[Saved entries]
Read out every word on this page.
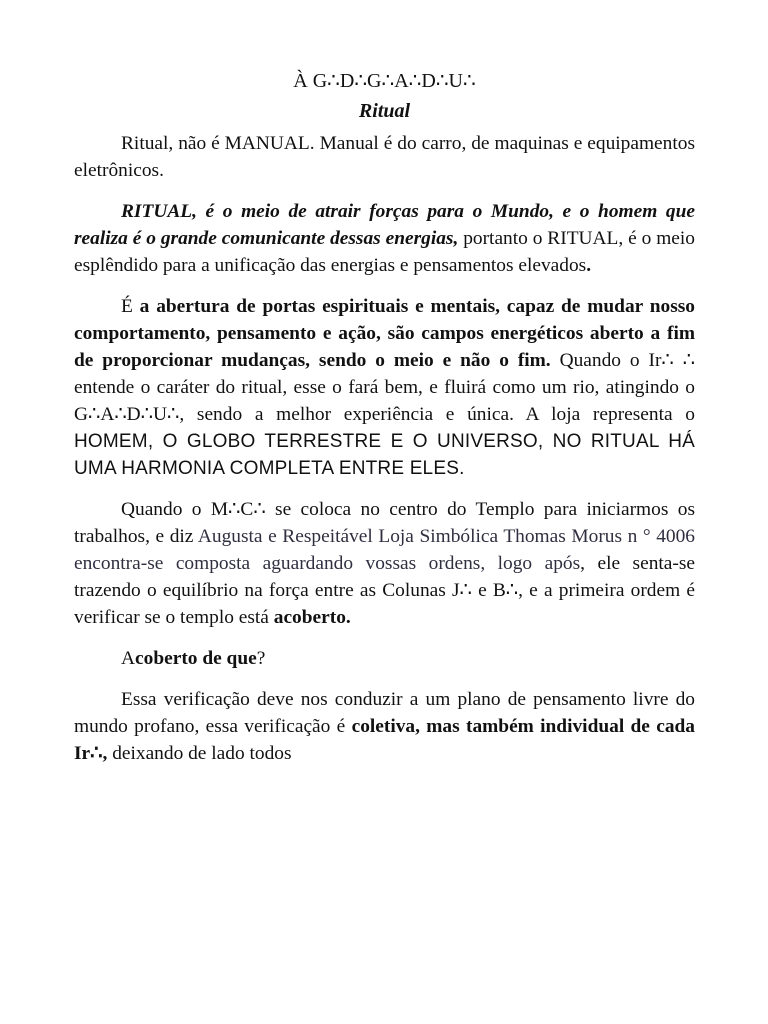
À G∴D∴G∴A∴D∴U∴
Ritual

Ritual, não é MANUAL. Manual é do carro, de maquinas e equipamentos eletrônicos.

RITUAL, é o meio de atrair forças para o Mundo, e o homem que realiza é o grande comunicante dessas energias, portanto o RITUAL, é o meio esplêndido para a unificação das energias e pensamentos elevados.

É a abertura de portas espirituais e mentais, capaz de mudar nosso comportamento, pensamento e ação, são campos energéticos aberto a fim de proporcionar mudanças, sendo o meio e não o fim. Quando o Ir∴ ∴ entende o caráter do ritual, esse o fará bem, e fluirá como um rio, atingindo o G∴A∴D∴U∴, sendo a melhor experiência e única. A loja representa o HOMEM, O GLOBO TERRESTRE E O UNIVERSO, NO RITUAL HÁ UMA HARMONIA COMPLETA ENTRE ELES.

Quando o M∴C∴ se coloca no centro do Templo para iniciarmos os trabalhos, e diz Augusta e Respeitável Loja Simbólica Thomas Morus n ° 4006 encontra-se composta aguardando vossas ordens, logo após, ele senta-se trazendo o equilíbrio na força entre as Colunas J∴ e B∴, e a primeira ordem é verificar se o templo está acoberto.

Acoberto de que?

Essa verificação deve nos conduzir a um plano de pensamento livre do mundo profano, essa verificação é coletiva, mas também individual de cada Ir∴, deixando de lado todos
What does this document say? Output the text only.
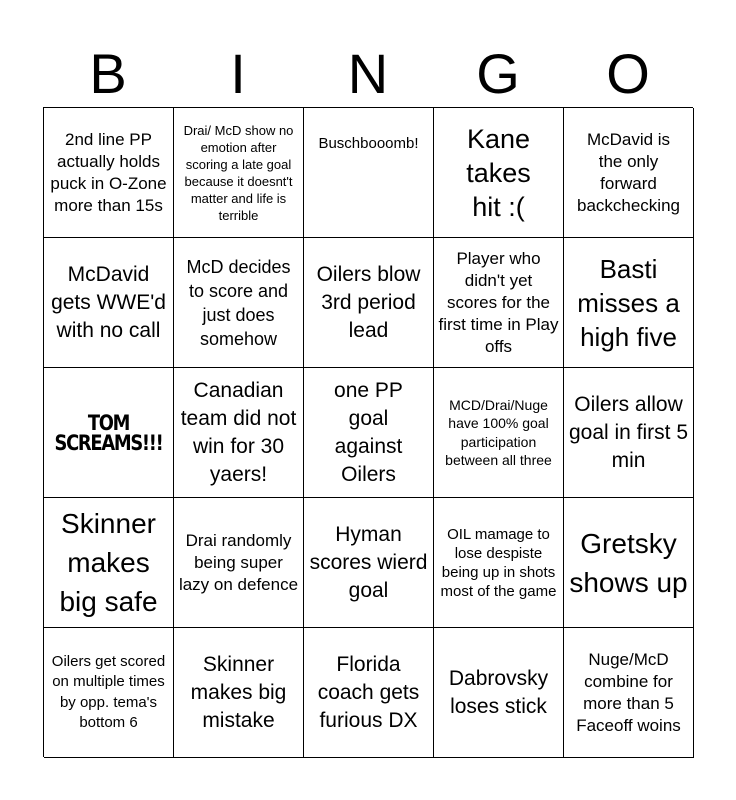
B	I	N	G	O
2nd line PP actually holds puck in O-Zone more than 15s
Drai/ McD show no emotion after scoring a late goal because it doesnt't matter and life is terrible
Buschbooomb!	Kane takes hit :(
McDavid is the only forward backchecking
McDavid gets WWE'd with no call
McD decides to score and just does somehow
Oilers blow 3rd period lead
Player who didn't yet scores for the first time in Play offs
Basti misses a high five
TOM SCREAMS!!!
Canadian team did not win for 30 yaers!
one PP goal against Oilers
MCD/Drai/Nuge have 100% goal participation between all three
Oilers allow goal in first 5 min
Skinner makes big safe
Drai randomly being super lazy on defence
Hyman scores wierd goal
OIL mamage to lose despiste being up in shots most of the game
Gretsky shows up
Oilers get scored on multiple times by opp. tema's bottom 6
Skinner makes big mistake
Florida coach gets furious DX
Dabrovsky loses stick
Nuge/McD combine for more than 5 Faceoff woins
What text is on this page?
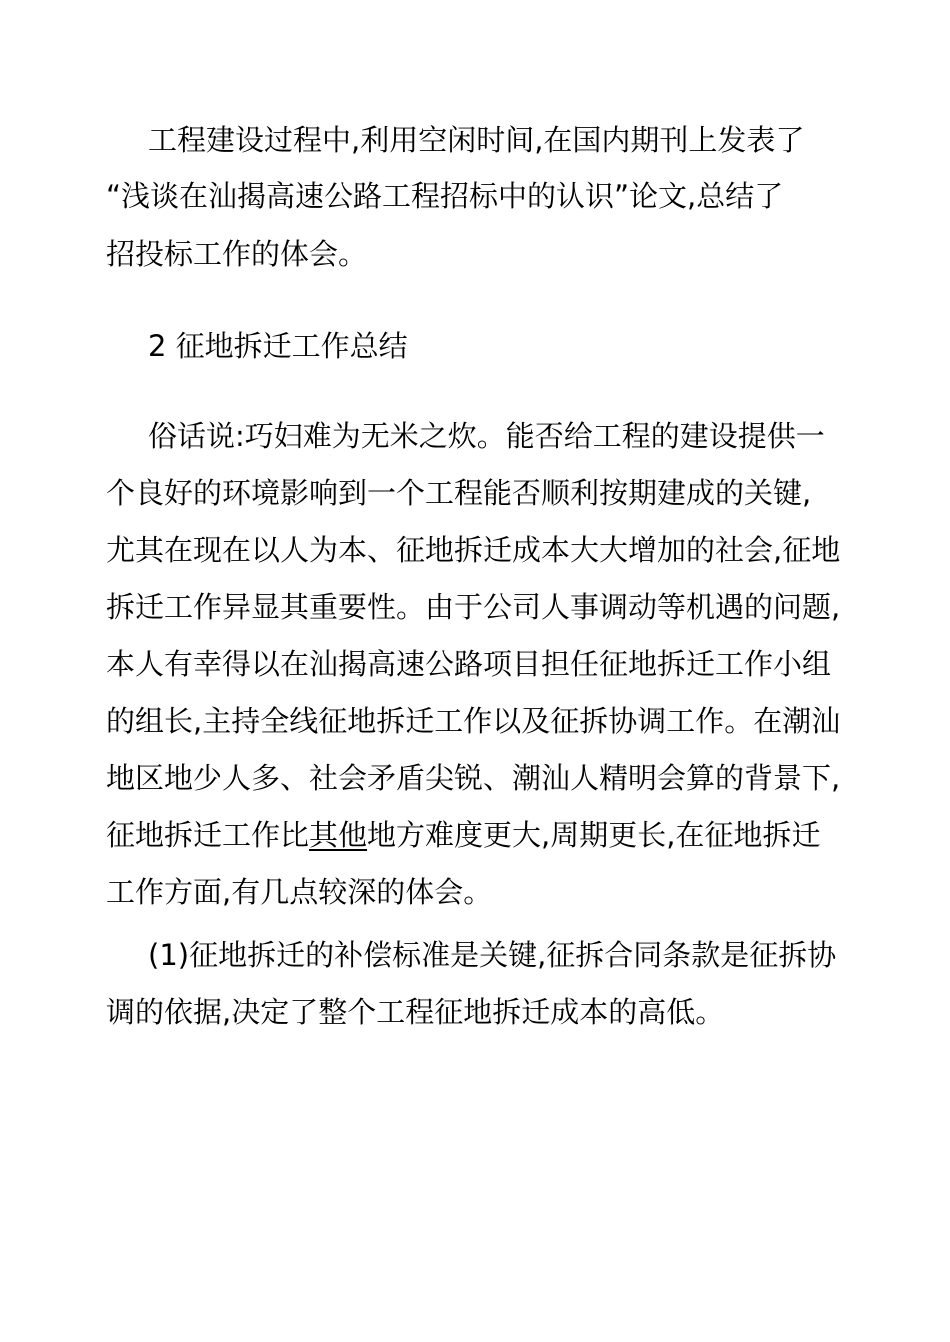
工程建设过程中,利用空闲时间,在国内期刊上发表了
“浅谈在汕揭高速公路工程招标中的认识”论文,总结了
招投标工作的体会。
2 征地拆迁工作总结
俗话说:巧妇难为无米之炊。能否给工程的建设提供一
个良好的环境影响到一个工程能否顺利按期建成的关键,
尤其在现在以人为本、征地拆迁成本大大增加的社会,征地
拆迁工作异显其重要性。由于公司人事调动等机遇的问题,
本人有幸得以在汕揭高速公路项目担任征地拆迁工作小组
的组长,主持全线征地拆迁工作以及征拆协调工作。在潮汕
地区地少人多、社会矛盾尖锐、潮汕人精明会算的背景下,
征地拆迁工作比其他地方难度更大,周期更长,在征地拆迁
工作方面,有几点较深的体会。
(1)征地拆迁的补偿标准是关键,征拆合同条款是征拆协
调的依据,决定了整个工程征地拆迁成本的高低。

_Stated task:_
Read the lines above. Gather those in which the string "first" is found.

_The response:_
Player who didn't yet scores for the first time in Play offs
Oilers allow goal in first 5 min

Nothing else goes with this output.